TASK DESCRIPTION — Would you please copy all of the data exactly, skipping the images?

DATA TO EXAMINE —
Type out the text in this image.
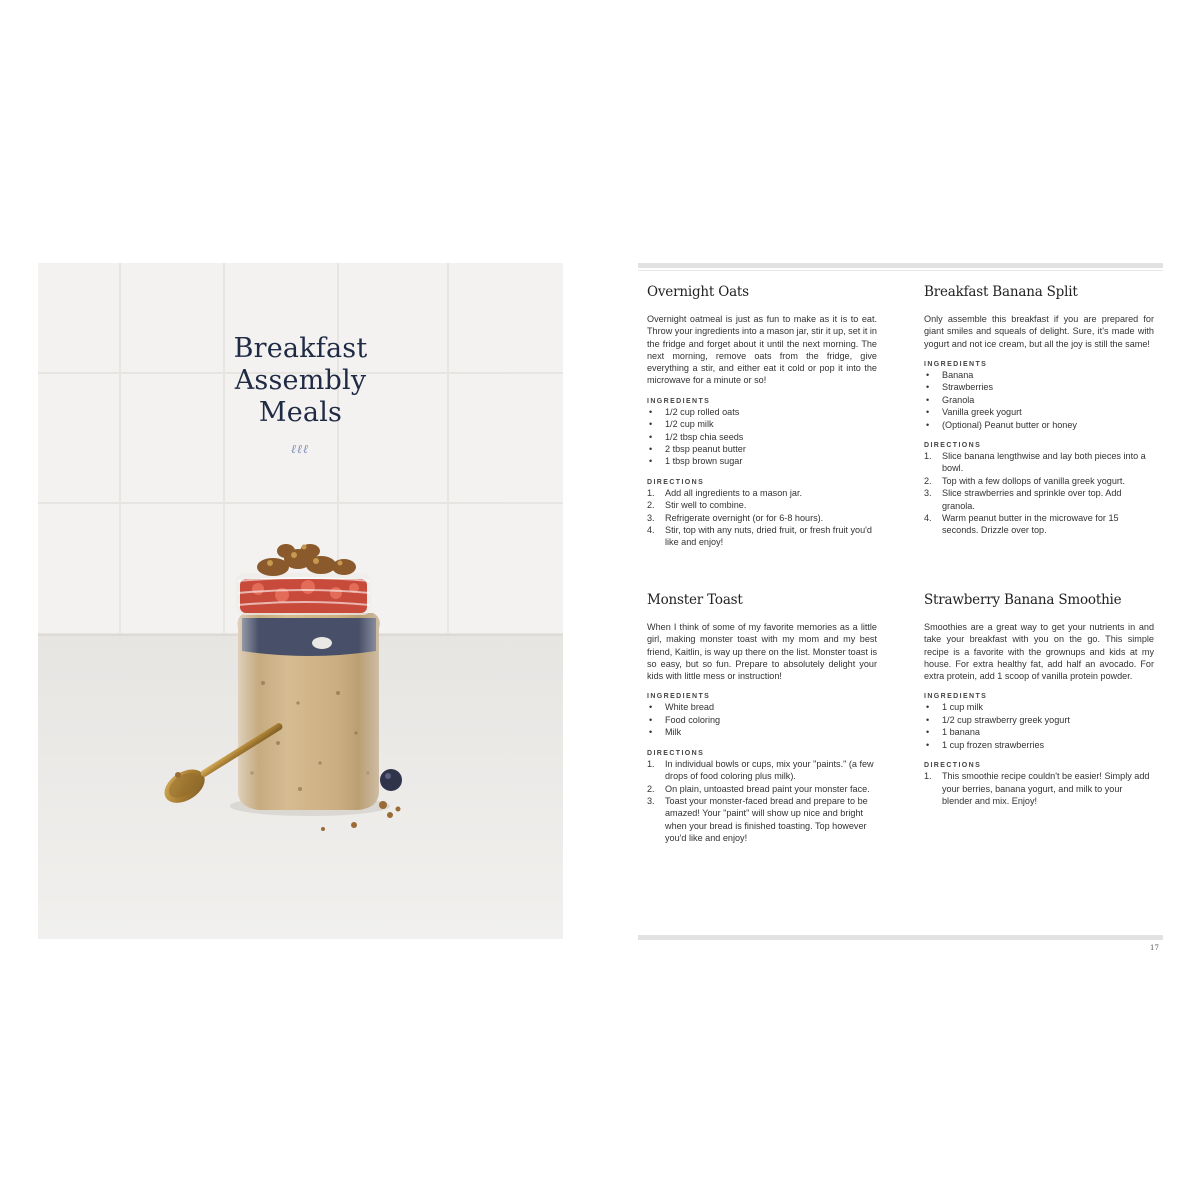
Breakfast
Assembly
Meals
ℓℓℓ
17
Overnight Oats

Overnight oatmeal is just as fun to make as it is to eat. Throw your ingredients into a mason jar, stir it up, set it in the fridge and forget about it until the next morning. The next morning, remove oats from the fridge, give everything a stir, and either eat it cold or pop it into the microwave for a minute or so!

INGREDIENTS
• 1/2 cup rolled oats
• 1/2 cup milk
• 1/2 tbsp chia seeds
• 2 tbsp peanut butter
• 1 tbsp brown sugar
DIRECTIONS
1. Add all ingredients to a mason jar.
2. Stir well to combine.
3. Refrigerate overnight (or for 6-8 hours).
4. Stir, top with any nuts, dried fruit, or fresh fruit you'd like and enjoy!
Breakfast Banana Split

Only assemble this breakfast if you are prepared for giant smiles and squeals of delight. Sure, it's made with yogurt and not ice cream, but all the joy is still the same!

INGREDIENTS
• Banana
• Strawberries
• Granola
• Vanilla greek yogurt
• (Optional) Peanut butter or honey
DIRECTIONS
1. Slice banana lengthwise and lay both pieces into a bowl.
2. Top with a few dollops of vanilla greek yogurt.
3. Slice strawberries and sprinkle over top. Add granola.
4. Warm peanut butter in the microwave for 15 seconds. Drizzle over top.
Monster Toast

When I think of some of my favorite memories as a little girl, making monster toast with my mom and my best friend, Kaitlin, is way up there on the list. Monster toast is so easy, but so fun. Prepare to absolutely delight your kids with little mess or instruction!

INGREDIENTS
• White bread
• Food coloring
• Milk
DIRECTIONS
1. In individual bowls or cups, mix your "paints." (a few drops of food coloring plus milk).
2. On plain, untoasted bread paint your monster face.
3. Toast your monster-faced bread and prepare to be amazed! Your "paint" will show up nice and bright when your bread is finished toasting. Top however you'd like and enjoy!
Strawberry Banana Smoothie

Smoothies are a great way to get your nutrients in and take your breakfast with you on the go. This simple recipe is a favorite with the grownups and kids at my house. For extra healthy fat, add half an avocado. For extra protein, add 1 scoop of vanilla protein powder.

INGREDIENTS
• 1 cup milk
• 1/2 cup strawberry greek yogurt
• 1 banana
• 1 cup frozen strawberries
DIRECTIONS
1. This smoothie recipe couldn't be easier! Simply add your berries, banana yogurt, and milk to your blender and mix. Enjoy!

SOLUTION —
Type out the text in this image.
Breakfast
Assembly
Meals
ℓℓℓ
17
Overnight Oats

Overnight oatmeal is just as fun to make as it is to eat. Throw your ingredients into a mason jar, stir it up, set it in the fridge and forget about it until the next morning. The next morning, remove oats from the fridge, give everything a stir, and either eat it cold or pop it into the microwave for a minute or so!

INGREDIENTS
• 1/2 cup rolled oats
• 1/2 cup milk
• 1/2 tbsp chia seeds
• 2 tbsp peanut butter
• 1 tbsp brown sugar
DIRECTIONS
1. Add all ingredients to a mason jar.
2. Stir well to combine.
3. Refrigerate overnight (or for 6-8 hours).
4. Stir, top with any nuts, dried fruit, or fresh fruit you'd like and enjoy!
Breakfast Banana Split

Only assemble this breakfast if you are prepared for giant smiles and squeals of delight. Sure, it's made with yogurt and not ice cream, but all the joy is still the same!

INGREDIENTS
• Banana
• Strawberries
• Granola
• Vanilla greek yogurt
• (Optional) Peanut butter or honey
DIRECTIONS
1. Slice banana lengthwise and lay both pieces into a bowl.
2. Top with a few dollops of vanilla greek yogurt.
3. Slice strawberries and sprinkle over top. Add granola.
4. Warm peanut butter in the microwave for 15 seconds. Drizzle over top.
Monster Toast

When I think of some of my favorite memories as a little girl, making monster toast with my mom and my best friend, Kaitlin, is way up there on the list. Monster toast is so easy, but so fun. Prepare to absolutely delight your kids with little mess or instruction!

INGREDIENTS
• White bread
• Food coloring
• Milk
DIRECTIONS
1. In individual bowls or cups, mix your "paints." (a few drops of food coloring plus milk).
2. On plain, untoasted bread paint your monster face.
3. Toast your monster-faced bread and prepare to be amazed! Your "paint" will show up nice and bright when your bread is finished toasting. Top however you'd like and enjoy!
Strawberry Banana Smoothie

Smoothies are a great way to get your nutrients in and take your breakfast with you on the go. This simple recipe is a favorite with the grownups and kids at my house. For extra healthy fat, add half an avocado. For extra protein, add 1 scoop of vanilla protein powder.

INGREDIENTS
• 1 cup milk
• 1/2 cup strawberry greek yogurt
• 1 banana
• 1 cup frozen strawberries
DIRECTIONS
1. This smoothie recipe couldn't be easier! Simply add your berries, banana yogurt, and milk to your blender and mix. Enjoy!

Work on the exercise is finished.